═══ PROVIDED ENTRIES ═══

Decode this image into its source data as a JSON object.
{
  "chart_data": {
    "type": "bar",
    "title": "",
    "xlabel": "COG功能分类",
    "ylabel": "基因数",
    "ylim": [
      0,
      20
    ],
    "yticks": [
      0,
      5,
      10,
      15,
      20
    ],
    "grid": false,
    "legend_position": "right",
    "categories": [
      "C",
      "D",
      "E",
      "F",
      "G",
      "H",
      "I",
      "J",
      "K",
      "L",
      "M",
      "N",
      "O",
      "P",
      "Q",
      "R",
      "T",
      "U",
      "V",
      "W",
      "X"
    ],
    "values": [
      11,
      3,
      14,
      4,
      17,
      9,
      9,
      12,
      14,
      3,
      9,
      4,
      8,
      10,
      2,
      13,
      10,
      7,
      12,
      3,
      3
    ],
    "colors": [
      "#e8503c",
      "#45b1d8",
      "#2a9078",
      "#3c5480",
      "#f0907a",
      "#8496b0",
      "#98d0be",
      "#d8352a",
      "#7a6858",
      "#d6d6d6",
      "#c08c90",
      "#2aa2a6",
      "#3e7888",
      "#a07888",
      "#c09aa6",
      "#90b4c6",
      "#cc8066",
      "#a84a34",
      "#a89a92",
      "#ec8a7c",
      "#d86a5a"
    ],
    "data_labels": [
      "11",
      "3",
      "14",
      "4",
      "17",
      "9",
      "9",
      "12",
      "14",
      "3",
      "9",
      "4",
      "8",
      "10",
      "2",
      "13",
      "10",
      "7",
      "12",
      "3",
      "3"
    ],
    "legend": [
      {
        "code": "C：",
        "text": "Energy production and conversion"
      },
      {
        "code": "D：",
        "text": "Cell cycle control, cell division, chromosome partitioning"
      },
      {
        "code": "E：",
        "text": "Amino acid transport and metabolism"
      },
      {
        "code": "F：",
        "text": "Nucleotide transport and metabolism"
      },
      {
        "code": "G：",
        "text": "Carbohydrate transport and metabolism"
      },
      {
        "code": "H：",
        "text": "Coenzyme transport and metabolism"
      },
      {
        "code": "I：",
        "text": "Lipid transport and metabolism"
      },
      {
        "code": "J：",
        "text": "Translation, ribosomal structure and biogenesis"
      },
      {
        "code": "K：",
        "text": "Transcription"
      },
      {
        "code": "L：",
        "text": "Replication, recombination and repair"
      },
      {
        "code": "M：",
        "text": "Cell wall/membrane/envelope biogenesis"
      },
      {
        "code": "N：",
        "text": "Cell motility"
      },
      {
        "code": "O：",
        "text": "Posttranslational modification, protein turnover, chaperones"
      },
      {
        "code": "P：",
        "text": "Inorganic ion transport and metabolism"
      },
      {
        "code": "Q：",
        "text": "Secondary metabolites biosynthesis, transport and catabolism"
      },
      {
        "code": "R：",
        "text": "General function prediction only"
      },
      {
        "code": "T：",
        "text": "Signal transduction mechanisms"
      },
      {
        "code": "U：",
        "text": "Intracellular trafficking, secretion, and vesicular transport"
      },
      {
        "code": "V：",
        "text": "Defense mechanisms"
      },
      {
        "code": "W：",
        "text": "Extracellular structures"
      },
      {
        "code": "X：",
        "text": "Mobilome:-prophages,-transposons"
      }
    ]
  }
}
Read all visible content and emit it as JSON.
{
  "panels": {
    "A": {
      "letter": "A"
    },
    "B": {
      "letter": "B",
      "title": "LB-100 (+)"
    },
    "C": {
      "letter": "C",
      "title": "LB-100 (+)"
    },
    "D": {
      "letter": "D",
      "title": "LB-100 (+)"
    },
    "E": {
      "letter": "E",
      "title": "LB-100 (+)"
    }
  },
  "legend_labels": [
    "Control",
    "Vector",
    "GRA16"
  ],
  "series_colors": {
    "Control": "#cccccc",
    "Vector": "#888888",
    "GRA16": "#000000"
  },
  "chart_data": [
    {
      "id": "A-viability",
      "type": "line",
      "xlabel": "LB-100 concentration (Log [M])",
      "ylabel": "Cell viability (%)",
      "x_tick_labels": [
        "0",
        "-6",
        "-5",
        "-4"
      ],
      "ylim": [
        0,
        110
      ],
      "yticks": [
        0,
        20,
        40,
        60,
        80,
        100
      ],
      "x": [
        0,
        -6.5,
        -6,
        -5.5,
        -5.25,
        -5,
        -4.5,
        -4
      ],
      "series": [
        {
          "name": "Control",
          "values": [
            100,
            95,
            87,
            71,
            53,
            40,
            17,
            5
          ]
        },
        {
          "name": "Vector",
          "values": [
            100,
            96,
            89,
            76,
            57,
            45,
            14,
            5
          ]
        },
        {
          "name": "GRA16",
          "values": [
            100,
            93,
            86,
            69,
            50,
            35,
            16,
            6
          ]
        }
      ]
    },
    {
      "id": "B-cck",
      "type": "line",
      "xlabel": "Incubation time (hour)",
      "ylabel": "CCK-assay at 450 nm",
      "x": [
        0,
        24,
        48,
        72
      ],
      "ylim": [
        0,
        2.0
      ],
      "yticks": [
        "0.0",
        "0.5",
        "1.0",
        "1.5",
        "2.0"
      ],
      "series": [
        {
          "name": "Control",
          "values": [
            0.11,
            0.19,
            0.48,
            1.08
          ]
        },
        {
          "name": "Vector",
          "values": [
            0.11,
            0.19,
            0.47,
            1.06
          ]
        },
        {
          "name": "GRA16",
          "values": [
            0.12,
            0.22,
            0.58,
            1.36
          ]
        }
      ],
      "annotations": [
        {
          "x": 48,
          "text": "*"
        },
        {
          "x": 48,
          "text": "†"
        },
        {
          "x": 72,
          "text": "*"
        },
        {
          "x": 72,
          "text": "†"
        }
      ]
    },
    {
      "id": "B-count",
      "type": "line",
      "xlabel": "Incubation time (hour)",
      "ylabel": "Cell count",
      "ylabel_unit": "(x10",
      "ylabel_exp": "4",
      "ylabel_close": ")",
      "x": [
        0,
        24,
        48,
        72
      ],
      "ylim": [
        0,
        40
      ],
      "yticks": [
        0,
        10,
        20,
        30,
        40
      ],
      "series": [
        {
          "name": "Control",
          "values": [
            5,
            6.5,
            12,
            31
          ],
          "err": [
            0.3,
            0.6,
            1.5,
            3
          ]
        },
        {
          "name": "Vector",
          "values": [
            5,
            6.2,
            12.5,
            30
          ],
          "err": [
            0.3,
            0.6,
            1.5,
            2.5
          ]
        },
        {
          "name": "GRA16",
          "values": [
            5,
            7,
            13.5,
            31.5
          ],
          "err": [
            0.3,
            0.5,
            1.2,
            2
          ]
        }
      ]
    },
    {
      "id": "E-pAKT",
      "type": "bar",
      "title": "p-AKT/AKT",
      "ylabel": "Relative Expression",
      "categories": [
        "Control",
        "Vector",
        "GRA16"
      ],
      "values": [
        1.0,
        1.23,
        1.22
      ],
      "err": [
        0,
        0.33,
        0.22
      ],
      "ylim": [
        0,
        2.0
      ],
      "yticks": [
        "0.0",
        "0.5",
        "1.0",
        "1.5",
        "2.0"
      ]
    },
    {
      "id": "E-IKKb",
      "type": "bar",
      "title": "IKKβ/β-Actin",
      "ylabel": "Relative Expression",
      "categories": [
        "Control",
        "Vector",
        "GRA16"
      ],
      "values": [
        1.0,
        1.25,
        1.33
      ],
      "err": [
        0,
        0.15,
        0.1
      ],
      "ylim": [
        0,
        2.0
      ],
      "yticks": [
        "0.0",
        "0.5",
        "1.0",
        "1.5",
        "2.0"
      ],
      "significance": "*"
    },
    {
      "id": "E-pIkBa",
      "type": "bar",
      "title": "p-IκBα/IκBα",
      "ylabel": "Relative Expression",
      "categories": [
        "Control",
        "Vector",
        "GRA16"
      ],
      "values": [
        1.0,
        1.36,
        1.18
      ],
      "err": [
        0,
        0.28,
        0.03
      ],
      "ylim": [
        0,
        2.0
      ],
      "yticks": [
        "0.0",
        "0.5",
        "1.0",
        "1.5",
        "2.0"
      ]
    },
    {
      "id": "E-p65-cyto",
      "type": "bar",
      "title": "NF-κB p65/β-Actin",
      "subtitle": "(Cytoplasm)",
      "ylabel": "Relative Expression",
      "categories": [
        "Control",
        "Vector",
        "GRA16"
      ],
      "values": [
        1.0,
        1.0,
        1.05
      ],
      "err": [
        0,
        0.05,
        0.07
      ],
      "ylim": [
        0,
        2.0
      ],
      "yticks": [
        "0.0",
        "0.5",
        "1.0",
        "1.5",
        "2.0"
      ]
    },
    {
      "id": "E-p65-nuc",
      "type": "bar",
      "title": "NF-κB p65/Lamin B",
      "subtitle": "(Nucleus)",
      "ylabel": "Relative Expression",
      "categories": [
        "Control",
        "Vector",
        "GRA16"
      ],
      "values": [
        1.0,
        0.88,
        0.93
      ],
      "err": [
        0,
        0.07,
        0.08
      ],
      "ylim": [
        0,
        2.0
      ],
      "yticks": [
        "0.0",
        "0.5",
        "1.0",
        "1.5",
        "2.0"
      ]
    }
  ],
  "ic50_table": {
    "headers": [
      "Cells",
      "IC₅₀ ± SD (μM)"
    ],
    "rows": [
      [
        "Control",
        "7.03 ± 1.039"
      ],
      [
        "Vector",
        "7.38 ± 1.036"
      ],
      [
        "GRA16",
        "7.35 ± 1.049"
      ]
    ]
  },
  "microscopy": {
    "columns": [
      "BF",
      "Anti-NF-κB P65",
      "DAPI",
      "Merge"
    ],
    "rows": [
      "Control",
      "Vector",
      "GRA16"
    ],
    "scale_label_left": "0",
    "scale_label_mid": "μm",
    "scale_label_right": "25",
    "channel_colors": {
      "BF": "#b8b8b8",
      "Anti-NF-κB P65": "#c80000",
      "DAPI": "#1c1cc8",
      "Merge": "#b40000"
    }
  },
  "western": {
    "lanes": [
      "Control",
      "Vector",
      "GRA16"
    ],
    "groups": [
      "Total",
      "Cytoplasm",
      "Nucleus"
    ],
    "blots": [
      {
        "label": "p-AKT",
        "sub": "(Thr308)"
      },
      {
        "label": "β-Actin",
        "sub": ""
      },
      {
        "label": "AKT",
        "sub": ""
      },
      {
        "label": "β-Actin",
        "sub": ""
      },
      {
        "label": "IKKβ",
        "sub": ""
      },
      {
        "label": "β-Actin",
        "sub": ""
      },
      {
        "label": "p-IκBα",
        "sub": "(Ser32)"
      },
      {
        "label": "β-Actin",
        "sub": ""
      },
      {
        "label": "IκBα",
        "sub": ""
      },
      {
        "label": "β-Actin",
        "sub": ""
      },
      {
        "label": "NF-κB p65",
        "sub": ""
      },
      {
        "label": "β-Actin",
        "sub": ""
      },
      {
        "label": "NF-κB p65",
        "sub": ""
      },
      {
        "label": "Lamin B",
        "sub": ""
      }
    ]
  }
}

═══

» **THE TASK**
Filter the preceding entries down to the lines with "letter".

» **RESULT**
      "letter": "A"
      "letter": "B",
      "letter": "C",
      "letter": "D",
      "letter": "E",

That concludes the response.